April 29, 2015
If you’ll allow me (and if you won’t, too bad), I’ll begin by stealing a paragraph from my Selection Sunday post:
Scott Barnes, the athletic director at Utah State and selection committee chairman, just had to twist the knife, didn’t he? While being interviewed on the selection show right after the brackets were announced, he confirmed to the nation that the Owls were the best of the rest. “As you think about who stole bids, the win by Wyoming was obviously a challenge and kept Temple out,” Barnes said.
One of the most difficult on-court scenarios that a college basketball coach has to deal with is the lightning quick NIT turnaround after getting snubbed from the NCAA Tournament. We’re usually talking about one day here, two tops. Not only were the Temple Owls snubbed, they were THE snub. They were the snubbiest of the snubs, a fact that the head snubber casually mentioned on national television. It was a pretty snubby thing to do.
All things considered, Fran Dunphy’s bunch did a nice job weathering the initial disappointment by winning three home games and advancing to the NIT semifinals (“The Other Final Four”) at Madison Square Garden. Now the real work begins, as Temple wants nothing to do with the bubble next year. They’ll lose both transfer/sniper Jesse Morgan and point guard Will Cummings, who was the heart of this year’s team.
Let’s look back at recent history and see how the NCAA Tournament’s biggest snubs fared the following year, an admittedly unscientific study. To determine this, I looked solely at the four NIT number one seeds. The schools that made the tourney the next season are in bold, with their seed following in parentheses.
2014: SMU (6), St. John’s (9), Florida State, Minnesota
2013: Kentucky (8), Southern Miss, Alabama, Virginia (1)
2012: Washington, Tennessee, Seton Hall, Arizona (6)
2011: Alabama (9), Colorado (11), Boston College, Virginia Tech
2010: Illinois (9), Arizona State, Virginia Tech, Mississippi State
So, there you have it: As of the last five years, a little less than half of the teams make the tourney the next year. Can the Owls become one of the few to build on their success?
2014-15 Record: 26-11 overall, 13-5 American, 2-2 City Six
This is the only time that I’ll cop out and pick two BMOC’s, but it’s hard to distinguish between Jaylen Bond and Quenton DeCosey. Those two players are going to be the senior leaders this upcoming season, which Dunphy should feel pretty good about. They both logged a lot of important minutes this season and are excellent defenders, probably the two biggest reasons Temple finished 18th out 351 teams in defensive efficiency. The Owls could lock down with the best of them.

[Excerpted records]
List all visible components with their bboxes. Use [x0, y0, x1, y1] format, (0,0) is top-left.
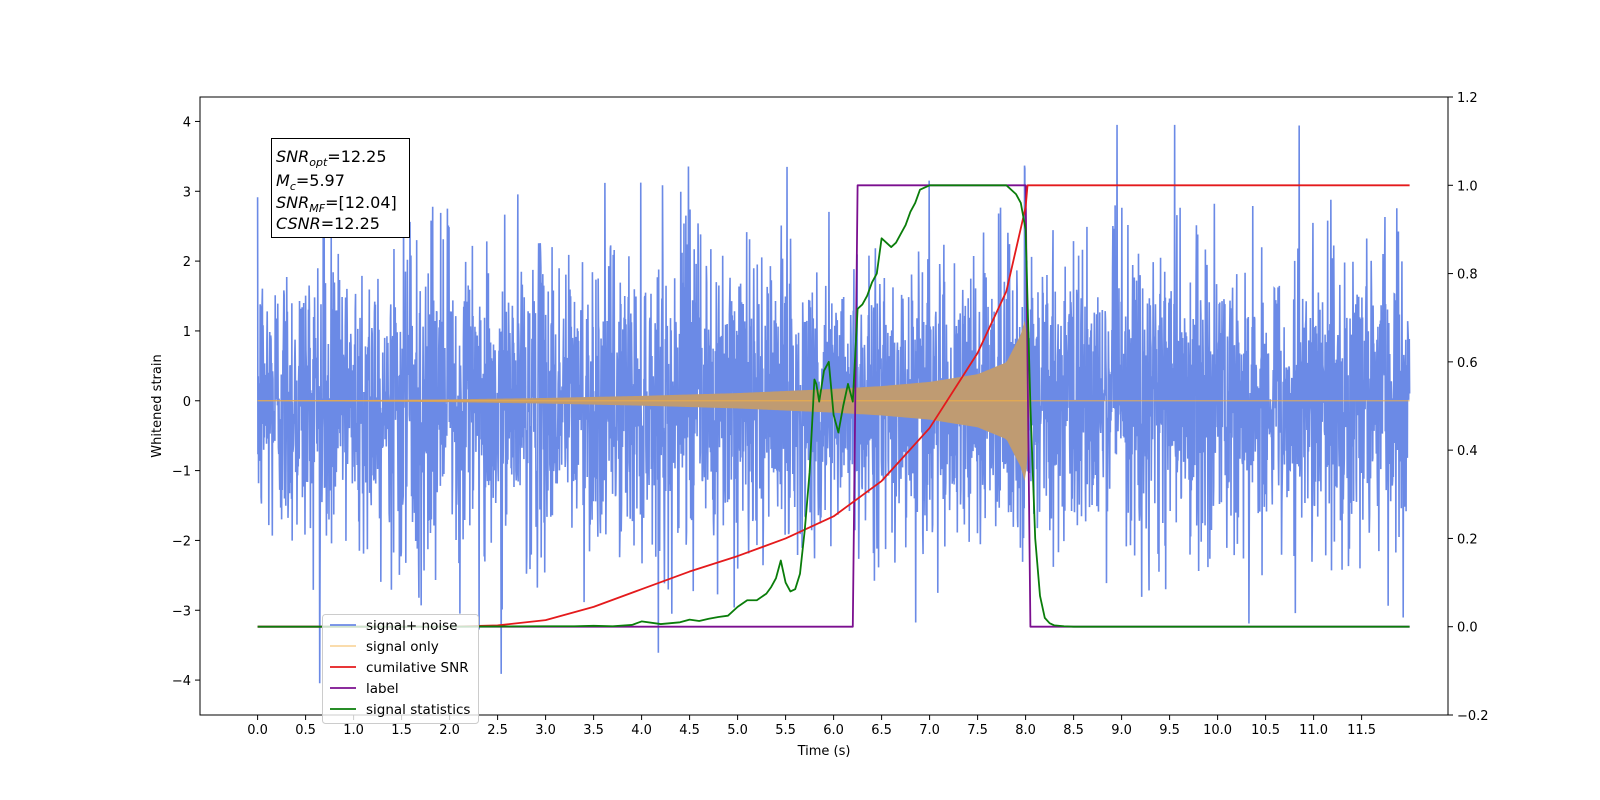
x-tick-label: 1.0	[343, 723, 364, 738]
x-tick-label: 10.0	[1203, 723, 1232, 738]
x-tick-label: 11.0	[1299, 723, 1328, 738]
y-tick-label-left: 0	[183, 395, 191, 410]
y-tick-label-left: −1	[172, 465, 191, 480]
y-tick-label-left: 1	[183, 325, 191, 340]
plot-frame	[199, 96, 1449, 716]
legend-entry: label	[366, 681, 399, 697]
annotation-box: SNRopt=12.25 Mc=5.97 SNRMF=[12.04] CSNR=…	[271, 138, 410, 238]
legend-entry: signal statistics	[366, 702, 470, 718]
x-tick-label: 2.0	[439, 723, 460, 738]
y-axis-right: 1.2 1.0 0.8 0.6 0.4 0.2 0.0 −0.2	[1448, 91, 1489, 724]
y-tick-label-right: 0.4	[1457, 444, 1478, 459]
x-tick-label: 4.5	[679, 723, 700, 738]
x-tick-label: 8.5	[1063, 723, 1084, 738]
x-tick-label: 0.0	[247, 723, 268, 738]
x-tick-label: 6.5	[871, 723, 892, 738]
x-tick-label: 5.5	[775, 723, 796, 738]
legend: signal+ noise signal only cumilative SNR la…	[322, 614, 479, 724]
x-tick-label: 8.0	[1015, 723, 1036, 738]
x-tick-label: 6.0	[823, 723, 844, 738]
x-tick-label: 5.0	[727, 723, 748, 738]
x-tick-label: 7.5	[967, 723, 988, 738]
legend-entry: cumilative SNR	[366, 660, 469, 676]
x-tick-label: 2.5	[487, 723, 508, 738]
y-tick-label-left: 2	[183, 255, 191, 270]
annotation-csnr: CSNR=12.25	[276, 214, 380, 233]
x-tick-label: 3.5	[583, 723, 604, 738]
x-tick-label: 1.5	[391, 723, 412, 738]
annotation-snr-opt: SNRopt=12.25	[276, 147, 387, 169]
y-tick-label-left: 4	[183, 115, 191, 130]
y-tick-label-left: −4	[172, 674, 191, 689]
y-tick-label-left: −2	[172, 534, 191, 549]
x-tick-label: 10.5	[1251, 723, 1280, 738]
y-tick-label-right: 1.2	[1457, 91, 1478, 106]
legend-entry: signal only	[366, 639, 439, 655]
series-cumulative-snr	[257, 184, 1410, 628]
x-tick-label: 11.5	[1347, 723, 1376, 738]
x-tick-label: 4.0	[631, 723, 652, 738]
x-tick-label: 7.0	[919, 723, 940, 738]
y-tick-label-right: 0.2	[1457, 532, 1478, 547]
plot-area	[256, 124, 1411, 684]
annotation-snr-mf: SNRMF=[12.04]	[276, 193, 397, 215]
y-tick-label-right: −0.2	[1457, 709, 1489, 724]
legend-entry: signal+ noise	[366, 618, 457, 634]
y-tick-label-right: 0.8	[1457, 268, 1478, 283]
x-tick-label: 9.0	[1111, 723, 1132, 738]
y-tick-label-right: 1.0	[1457, 179, 1478, 194]
y-axis-label: Whitened strain	[150, 354, 165, 457]
x-tick-label: 0.5	[295, 723, 316, 738]
x-tick-label: 3.0	[535, 723, 556, 738]
y-tick-label-left: −3	[172, 604, 191, 619]
series-signal-statistics	[257, 184, 1410, 628]
y-tick-label-right: 0.0	[1457, 621, 1478, 636]
x-tick-label: 9.5	[1159, 723, 1180, 738]
y-axis-left: 4 3 2 1 0 −1 −2 −3 −4	[172, 115, 200, 689]
x-axis-label: Time (s)	[797, 744, 851, 759]
x-axis: 0.0 0.5 1.0 1.5 2.0 2.5 3.0 3.5 4.0 4.5 5.0 5.5 6.0 6…	[247, 715, 1376, 738]
annotation-mc: Mc=5.97	[276, 171, 345, 193]
y-tick-label-right: 0.6	[1457, 356, 1478, 371]
y-tick-label-left: 3	[183, 185, 191, 200]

[Work instructions]
(A) Using the Temple basketball text, answer each of these:
(i) Which two players is Temple losing?
(ii) What was Temple's overall record in 2014-15?
(iii) Where did Temple rank among 351 teams in defensive efficiency?
(B) Pick up the Temple basketball text after its last sentence and keep it going.

[Answers for the exercise]
(A)
(i) Jesse Morgan and Will Cummings
(ii) 26-11
(iii) 18th

(B)
Neither player is very efficient offensively, though, and that will likely have to change if the Owls are to return to the dance. DeCosey made the jump to 36 percent from behind the arc despite placing a sidespin on the ball that Bob Knight called out pretty aggressively during the NIT semifinal loss to Miami. Of the two, he’s actually the one I would worry less about. Bond shoots free throws worse than DeAndre Jordan and still hoisted over a three-pointer per game, which also didn’t work out.
Again, I would be very comfortable with these two guys leading my team. Bond and DeCosey are tough and can guard, which might be more than half of the battle on its own. Still, it’s worth pointing out that Temple didn’t score well enough to beat the top-tier teams in their league. The necessary improvement has to start with the rising seniors.
It was mentioned above, but losing Cummings is a big deal. He was the unquestioned leader of a team that made a gigantic jump from nine wins in 2013-14 to 26 victories this past season. Cummings provided the Owls with the type of two-way play at the point guard position that only Villanova’s Ryan Arcidiacono and maybe the Sixers’ Ish Smith could match in the city.
Morgan isn’t chopped liver, either. Once the Philly product (with a great nickname, “Booge”) became eligible in mid-December, the Owls immediately took off. Temple’s signature victory, a 25-point beatdown of Kansas at Wells Fargo Center that wasn’t even as close as the score would indicate, came in Morgan’s second game. If you remember, the team rode the Broad Street Line before that tilt:
Man, love this. Fran Dunphy and his team took the subway like a bunch of bosses before killing Kansas tonight pic.twitter.com/jeaQLvus1o— Matt Norlander (@MattNorlander) December 23, 2014
If Dunph had Morgan’s services for the entire year, I bet the Owls wouldn’t have seen their bubble burst. Heck, they might not have been on the bubble at all.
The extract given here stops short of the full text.